Work order -
Lines from the entries below that hold "Caducidad" form the answer; copy all of them.

Data supplied Block Start

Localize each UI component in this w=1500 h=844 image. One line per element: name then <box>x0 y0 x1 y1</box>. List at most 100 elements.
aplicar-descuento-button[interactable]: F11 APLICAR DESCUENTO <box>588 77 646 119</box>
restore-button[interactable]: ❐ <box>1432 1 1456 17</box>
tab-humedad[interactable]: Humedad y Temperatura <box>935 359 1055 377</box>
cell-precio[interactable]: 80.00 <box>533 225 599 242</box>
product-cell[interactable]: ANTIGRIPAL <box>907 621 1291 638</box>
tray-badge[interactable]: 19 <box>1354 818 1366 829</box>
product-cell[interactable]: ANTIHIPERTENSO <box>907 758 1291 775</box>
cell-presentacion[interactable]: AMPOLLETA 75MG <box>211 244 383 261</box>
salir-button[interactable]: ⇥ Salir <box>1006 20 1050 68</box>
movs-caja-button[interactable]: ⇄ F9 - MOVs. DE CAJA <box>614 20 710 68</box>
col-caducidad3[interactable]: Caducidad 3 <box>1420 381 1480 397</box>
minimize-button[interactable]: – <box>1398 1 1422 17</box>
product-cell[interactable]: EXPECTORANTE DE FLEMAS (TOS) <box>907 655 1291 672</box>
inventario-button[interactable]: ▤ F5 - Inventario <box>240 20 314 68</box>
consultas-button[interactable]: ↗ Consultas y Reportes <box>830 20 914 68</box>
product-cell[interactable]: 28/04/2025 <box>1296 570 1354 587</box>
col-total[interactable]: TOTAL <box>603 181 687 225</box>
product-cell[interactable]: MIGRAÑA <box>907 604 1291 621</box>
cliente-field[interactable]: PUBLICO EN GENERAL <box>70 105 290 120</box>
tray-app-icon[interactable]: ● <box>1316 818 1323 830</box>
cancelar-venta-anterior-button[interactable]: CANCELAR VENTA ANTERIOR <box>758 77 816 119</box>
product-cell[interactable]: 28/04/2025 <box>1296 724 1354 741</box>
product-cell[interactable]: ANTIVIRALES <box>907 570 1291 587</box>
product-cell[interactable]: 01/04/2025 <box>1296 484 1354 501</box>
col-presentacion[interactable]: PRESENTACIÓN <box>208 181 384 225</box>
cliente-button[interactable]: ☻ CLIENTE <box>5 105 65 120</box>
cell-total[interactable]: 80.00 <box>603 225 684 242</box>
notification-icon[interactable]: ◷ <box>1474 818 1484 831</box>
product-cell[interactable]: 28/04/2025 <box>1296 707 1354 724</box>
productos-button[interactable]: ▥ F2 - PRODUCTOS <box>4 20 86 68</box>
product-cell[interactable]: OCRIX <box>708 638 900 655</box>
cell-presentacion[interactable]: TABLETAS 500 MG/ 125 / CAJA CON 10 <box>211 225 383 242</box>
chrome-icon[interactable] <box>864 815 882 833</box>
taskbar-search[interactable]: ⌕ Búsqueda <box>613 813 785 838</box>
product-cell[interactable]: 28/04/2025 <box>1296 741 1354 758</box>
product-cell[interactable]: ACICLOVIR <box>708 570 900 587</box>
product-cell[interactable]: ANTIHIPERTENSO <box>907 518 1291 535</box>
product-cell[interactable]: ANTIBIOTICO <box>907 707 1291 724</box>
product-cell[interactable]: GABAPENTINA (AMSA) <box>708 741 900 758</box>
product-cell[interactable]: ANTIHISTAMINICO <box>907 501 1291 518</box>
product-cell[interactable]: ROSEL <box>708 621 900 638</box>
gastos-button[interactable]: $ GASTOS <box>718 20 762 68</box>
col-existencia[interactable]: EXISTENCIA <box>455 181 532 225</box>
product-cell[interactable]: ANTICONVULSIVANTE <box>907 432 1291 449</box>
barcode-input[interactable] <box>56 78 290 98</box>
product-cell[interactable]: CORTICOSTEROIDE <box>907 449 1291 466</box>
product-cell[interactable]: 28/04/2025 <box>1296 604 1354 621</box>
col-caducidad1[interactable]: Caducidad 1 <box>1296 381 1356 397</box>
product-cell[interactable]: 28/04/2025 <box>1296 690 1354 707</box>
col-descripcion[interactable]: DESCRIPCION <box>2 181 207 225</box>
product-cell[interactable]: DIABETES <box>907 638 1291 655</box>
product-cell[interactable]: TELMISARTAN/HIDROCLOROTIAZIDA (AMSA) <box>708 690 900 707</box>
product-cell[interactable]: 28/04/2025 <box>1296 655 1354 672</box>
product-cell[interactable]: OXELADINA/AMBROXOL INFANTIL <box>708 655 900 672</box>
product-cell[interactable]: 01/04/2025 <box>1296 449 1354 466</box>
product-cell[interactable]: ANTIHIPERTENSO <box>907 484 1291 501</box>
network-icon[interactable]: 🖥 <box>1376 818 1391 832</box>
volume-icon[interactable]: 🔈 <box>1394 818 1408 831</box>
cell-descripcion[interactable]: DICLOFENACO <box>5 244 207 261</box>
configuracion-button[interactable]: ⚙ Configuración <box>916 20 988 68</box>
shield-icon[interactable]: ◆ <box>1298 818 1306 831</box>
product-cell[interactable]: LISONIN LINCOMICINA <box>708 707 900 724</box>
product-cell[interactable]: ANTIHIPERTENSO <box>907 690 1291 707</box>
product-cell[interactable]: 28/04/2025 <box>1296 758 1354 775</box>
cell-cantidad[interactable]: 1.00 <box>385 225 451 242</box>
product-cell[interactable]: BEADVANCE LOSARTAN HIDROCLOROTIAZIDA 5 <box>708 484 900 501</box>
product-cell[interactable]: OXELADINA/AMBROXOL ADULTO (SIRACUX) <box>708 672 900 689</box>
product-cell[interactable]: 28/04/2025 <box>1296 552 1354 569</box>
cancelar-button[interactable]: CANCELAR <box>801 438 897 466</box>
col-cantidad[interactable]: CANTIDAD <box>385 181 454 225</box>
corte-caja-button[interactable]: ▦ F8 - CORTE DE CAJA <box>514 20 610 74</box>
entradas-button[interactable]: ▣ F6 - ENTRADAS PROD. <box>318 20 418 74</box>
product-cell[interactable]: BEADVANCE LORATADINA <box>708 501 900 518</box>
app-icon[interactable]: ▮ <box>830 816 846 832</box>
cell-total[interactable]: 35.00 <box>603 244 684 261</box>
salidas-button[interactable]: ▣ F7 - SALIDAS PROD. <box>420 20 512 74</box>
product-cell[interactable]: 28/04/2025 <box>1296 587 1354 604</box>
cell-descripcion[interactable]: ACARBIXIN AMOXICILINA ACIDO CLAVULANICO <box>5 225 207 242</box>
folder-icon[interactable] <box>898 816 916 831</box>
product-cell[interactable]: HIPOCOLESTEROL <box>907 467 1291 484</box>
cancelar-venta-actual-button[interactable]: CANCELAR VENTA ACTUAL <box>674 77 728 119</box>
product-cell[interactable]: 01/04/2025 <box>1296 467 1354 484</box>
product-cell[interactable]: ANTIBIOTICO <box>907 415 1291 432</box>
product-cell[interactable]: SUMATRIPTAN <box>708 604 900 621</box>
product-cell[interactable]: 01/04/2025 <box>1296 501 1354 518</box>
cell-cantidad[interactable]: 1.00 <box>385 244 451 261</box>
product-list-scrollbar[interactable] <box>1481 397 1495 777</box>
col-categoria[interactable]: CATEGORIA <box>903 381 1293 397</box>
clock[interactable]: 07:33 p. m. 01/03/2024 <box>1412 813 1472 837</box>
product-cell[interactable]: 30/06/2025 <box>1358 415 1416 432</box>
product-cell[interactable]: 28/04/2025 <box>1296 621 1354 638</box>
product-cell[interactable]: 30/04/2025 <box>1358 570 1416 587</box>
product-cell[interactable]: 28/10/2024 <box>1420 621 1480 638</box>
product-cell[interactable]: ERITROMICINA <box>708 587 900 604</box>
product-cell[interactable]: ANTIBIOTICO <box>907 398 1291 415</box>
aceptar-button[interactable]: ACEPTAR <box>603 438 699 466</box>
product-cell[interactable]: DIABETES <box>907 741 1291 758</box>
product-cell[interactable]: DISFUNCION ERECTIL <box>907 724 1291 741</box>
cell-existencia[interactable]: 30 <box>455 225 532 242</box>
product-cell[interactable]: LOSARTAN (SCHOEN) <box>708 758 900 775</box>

Data supplied Block End

Task result -
col-caducidad3[interactable]: Caducidad 3 <box>1420 381 1480 397</box>
col-caducidad1[interactable]: Caducidad 1 <box>1296 381 1356 397</box>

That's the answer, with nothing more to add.